ITEMS:
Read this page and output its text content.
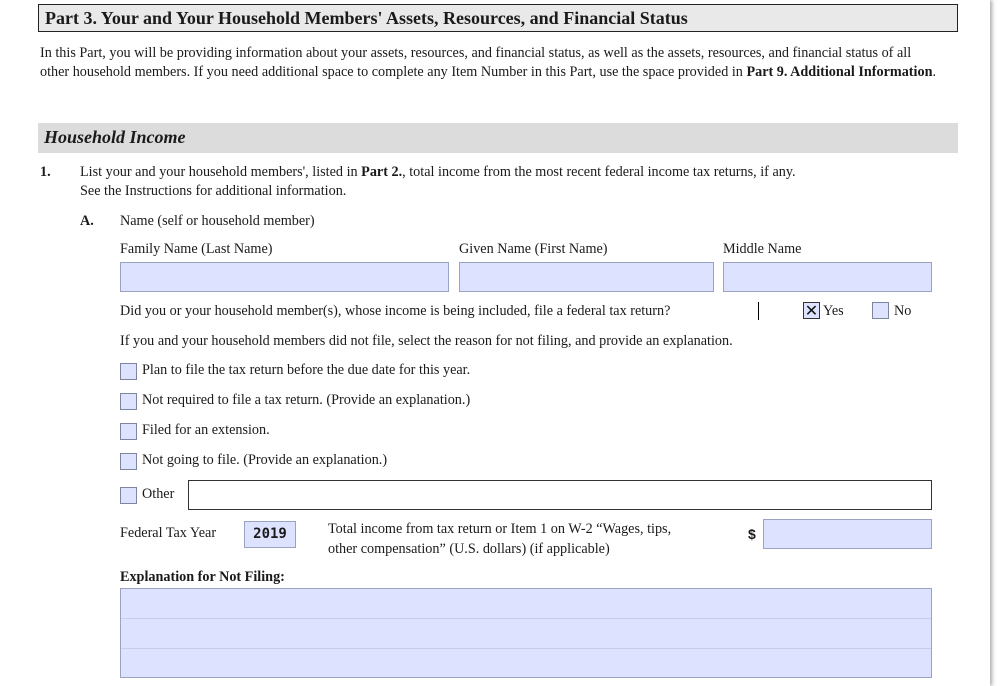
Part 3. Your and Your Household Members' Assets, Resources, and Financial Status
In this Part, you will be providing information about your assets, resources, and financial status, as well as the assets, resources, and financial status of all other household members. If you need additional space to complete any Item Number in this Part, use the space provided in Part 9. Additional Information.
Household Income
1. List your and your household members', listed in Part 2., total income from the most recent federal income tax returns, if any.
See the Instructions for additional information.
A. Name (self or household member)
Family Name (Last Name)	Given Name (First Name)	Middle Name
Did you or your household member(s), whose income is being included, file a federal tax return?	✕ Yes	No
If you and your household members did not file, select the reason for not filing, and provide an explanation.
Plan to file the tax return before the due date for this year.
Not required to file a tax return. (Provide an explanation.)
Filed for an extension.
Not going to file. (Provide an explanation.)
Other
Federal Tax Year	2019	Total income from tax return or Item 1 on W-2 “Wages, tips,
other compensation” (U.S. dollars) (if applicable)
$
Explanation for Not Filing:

--

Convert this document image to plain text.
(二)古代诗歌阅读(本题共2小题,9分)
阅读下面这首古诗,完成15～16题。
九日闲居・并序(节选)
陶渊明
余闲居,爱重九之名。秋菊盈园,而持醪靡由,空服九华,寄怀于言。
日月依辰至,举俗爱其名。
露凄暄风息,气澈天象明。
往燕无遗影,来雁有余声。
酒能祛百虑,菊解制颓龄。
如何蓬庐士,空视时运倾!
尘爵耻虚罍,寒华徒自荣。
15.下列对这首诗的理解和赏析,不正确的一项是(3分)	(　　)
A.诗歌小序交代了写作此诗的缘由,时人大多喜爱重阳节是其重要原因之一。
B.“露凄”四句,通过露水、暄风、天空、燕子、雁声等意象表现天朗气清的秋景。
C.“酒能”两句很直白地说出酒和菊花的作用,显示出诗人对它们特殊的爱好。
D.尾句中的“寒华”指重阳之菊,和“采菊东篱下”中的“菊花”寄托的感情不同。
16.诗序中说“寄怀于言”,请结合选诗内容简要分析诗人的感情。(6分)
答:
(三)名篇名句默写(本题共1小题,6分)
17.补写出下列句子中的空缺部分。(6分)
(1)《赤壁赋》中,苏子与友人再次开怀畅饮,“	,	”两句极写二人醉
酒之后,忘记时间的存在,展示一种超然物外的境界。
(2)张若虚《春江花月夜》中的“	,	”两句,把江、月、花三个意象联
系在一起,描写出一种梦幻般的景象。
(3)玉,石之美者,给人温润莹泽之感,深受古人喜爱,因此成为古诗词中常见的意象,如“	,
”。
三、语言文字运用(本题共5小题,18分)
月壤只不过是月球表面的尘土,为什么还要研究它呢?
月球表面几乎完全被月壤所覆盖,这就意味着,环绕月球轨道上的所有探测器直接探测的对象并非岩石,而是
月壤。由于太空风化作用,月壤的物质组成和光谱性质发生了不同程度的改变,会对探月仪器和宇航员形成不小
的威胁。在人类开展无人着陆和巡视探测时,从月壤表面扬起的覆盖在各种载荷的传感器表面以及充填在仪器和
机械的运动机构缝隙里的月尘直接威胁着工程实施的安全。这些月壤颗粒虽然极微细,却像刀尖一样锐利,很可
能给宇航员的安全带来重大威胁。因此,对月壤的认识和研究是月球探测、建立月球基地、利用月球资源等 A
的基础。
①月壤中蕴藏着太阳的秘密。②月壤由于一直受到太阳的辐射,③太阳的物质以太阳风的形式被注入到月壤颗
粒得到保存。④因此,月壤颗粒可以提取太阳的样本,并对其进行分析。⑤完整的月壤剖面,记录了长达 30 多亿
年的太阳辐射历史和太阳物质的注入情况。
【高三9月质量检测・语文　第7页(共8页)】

* * *

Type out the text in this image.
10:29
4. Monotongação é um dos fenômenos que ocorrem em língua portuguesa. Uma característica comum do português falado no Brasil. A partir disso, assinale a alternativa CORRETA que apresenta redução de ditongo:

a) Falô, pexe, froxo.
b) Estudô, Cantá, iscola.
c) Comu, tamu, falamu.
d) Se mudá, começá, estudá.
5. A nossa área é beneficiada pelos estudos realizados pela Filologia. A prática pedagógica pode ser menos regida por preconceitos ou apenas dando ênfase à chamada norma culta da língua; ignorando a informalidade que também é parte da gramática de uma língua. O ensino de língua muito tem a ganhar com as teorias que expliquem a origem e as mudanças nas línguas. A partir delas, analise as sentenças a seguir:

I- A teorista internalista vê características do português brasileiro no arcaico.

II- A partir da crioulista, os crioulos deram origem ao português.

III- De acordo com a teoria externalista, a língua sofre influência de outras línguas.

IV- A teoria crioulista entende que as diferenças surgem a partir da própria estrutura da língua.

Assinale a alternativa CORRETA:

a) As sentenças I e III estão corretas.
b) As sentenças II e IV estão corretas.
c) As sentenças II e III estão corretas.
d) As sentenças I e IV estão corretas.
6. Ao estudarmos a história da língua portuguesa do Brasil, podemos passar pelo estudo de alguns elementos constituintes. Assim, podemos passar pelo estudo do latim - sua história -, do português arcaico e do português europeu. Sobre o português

DIRECTION: Find and copy every line in the entries above where the string "additional" occurs.

THE ANSWER:
In this Part, you will be providing information about your assets, resources, and financial status, as well as the assets, resources, and financial status of all other household members. If you need additional space to complete any Item Number in this Part, use the space provided in Part 9. Additional Information.
See the Instructions for additional information.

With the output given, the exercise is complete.